▸ **SET TASK**:
The entries below should be transcribed in their entirety, exactly as written.

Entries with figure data
>>>

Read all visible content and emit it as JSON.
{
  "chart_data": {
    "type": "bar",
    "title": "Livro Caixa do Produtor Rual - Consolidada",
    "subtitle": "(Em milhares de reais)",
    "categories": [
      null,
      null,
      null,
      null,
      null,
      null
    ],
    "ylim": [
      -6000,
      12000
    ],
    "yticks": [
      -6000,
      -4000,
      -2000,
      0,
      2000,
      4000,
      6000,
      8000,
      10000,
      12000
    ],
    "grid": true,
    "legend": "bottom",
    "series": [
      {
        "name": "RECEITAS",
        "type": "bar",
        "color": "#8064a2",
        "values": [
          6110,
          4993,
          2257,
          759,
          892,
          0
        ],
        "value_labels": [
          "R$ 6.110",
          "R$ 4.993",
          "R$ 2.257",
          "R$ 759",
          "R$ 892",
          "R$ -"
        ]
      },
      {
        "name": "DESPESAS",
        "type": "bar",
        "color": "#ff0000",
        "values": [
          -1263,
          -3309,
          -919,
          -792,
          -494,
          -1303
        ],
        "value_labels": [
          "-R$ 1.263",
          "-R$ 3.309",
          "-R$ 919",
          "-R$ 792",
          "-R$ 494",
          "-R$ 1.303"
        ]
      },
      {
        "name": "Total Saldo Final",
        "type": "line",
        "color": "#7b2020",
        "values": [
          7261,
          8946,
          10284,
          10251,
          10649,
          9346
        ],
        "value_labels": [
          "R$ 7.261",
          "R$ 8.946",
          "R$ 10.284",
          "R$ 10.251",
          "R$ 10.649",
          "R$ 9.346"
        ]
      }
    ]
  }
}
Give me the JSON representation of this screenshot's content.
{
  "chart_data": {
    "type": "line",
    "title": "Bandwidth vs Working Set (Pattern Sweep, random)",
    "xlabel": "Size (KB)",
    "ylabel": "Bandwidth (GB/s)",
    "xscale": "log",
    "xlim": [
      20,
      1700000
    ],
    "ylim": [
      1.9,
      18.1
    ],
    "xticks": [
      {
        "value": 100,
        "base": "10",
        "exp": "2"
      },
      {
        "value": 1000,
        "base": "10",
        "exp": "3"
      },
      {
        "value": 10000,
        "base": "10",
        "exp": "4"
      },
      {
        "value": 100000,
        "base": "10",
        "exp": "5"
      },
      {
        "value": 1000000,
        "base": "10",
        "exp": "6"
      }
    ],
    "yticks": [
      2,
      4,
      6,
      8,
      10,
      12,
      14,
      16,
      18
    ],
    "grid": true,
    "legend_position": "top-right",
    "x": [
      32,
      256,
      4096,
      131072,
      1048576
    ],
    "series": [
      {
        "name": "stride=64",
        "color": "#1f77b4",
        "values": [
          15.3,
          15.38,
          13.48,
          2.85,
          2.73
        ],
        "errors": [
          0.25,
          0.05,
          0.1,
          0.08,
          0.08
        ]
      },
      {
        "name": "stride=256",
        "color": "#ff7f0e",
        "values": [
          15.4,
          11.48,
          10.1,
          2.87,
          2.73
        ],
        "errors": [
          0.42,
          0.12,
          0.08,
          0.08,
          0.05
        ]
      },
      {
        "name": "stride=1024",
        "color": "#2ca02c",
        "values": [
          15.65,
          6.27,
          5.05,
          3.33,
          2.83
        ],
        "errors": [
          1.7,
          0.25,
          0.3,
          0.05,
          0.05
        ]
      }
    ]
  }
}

<<<

▸ **FINAL RESULT**:
Read all visible content and emit it as JSON.
{
  "chart_data": {
    "type": "bar",
    "title": "Livro Caixa do Produtor Rual - Consolidada",
    "subtitle": "(Em milhares de reais)",
    "categories": [
      null,
      null,
      null,
      null,
      null,
      null
    ],
    "ylim": [
      -6000,
      12000
    ],
    "yticks": [
      -6000,
      -4000,
      -2000,
      0,
      2000,
      4000,
      6000,
      8000,
      10000,
      12000
    ],
    "grid": true,
    "legend": "bottom",
    "series": [
      {
        "name": "RECEITAS",
        "type": "bar",
        "color": "#8064a2",
        "values": [
          6110,
          4993,
          2257,
          759,
          892,
          0
        ],
        "value_labels": [
          "R$ 6.110",
          "R$ 4.993",
          "R$ 2.257",
          "R$ 759",
          "R$ 892",
          "R$ -"
        ]
      },
      {
        "name": "DESPESAS",
        "type": "bar",
        "color": "#ff0000",
        "values": [
          -1263,
          -3309,
          -919,
          -792,
          -494,
          -1303
        ],
        "value_labels": [
          "-R$ 1.263",
          "-R$ 3.309",
          "-R$ 919",
          "-R$ 792",
          "-R$ 494",
          "-R$ 1.303"
        ]
      },
      {
        "name": "Total Saldo Final",
        "type": "line",
        "color": "#7b2020",
        "values": [
          7261,
          8946,
          10284,
          10251,
          10649,
          9346
        ],
        "value_labels": [
          "R$ 7.261",
          "R$ 8.946",
          "R$ 10.284",
          "R$ 10.251",
          "R$ 10.649",
          "R$ 9.346"
        ]
      }
    ]
  }
}
Give me the JSON representation of this screenshot's content.
{
  "chart_data": {
    "type": "line",
    "title": "Bandwidth vs Working Set (Pattern Sweep, random)",
    "xlabel": "Size (KB)",
    "ylabel": "Bandwidth (GB/s)",
    "xscale": "log",
    "xlim": [
      20,
      1700000
    ],
    "ylim": [
      1.9,
      18.1
    ],
    "xticks": [
      {
        "value": 100,
        "base": "10",
        "exp": "2"
      },
      {
        "value": 1000,
        "base": "10",
        "exp": "3"
      },
      {
        "value": 10000,
        "base": "10",
        "exp": "4"
      },
      {
        "value": 100000,
        "base": "10",
        "exp": "5"
      },
      {
        "value": 1000000,
        "base": "10",
        "exp": "6"
      }
    ],
    "yticks": [
      2,
      4,
      6,
      8,
      10,
      12,
      14,
      16,
      18
    ],
    "grid": true,
    "legend_position": "top-right",
    "x": [
      32,
      256,
      4096,
      131072,
      1048576
    ],
    "series": [
      {
        "name": "stride=64",
        "color": "#1f77b4",
        "values": [
          15.3,
          15.38,
          13.48,
          2.85,
          2.73
        ],
        "errors": [
          0.25,
          0.05,
          0.1,
          0.08,
          0.08
        ]
      },
      {
        "name": "stride=256",
        "color": "#ff7f0e",
        "values": [
          15.4,
          11.48,
          10.1,
          2.87,
          2.73
        ],
        "errors": [
          0.42,
          0.12,
          0.08,
          0.08,
          0.05
        ]
      },
      {
        "name": "stride=1024",
        "color": "#2ca02c",
        "values": [
          15.65,
          6.27,
          5.05,
          3.33,
          2.83
        ],
        "errors": [
          1.7,
          0.25,
          0.3,
          0.05,
          0.05
        ]
      }
    ]
  }
}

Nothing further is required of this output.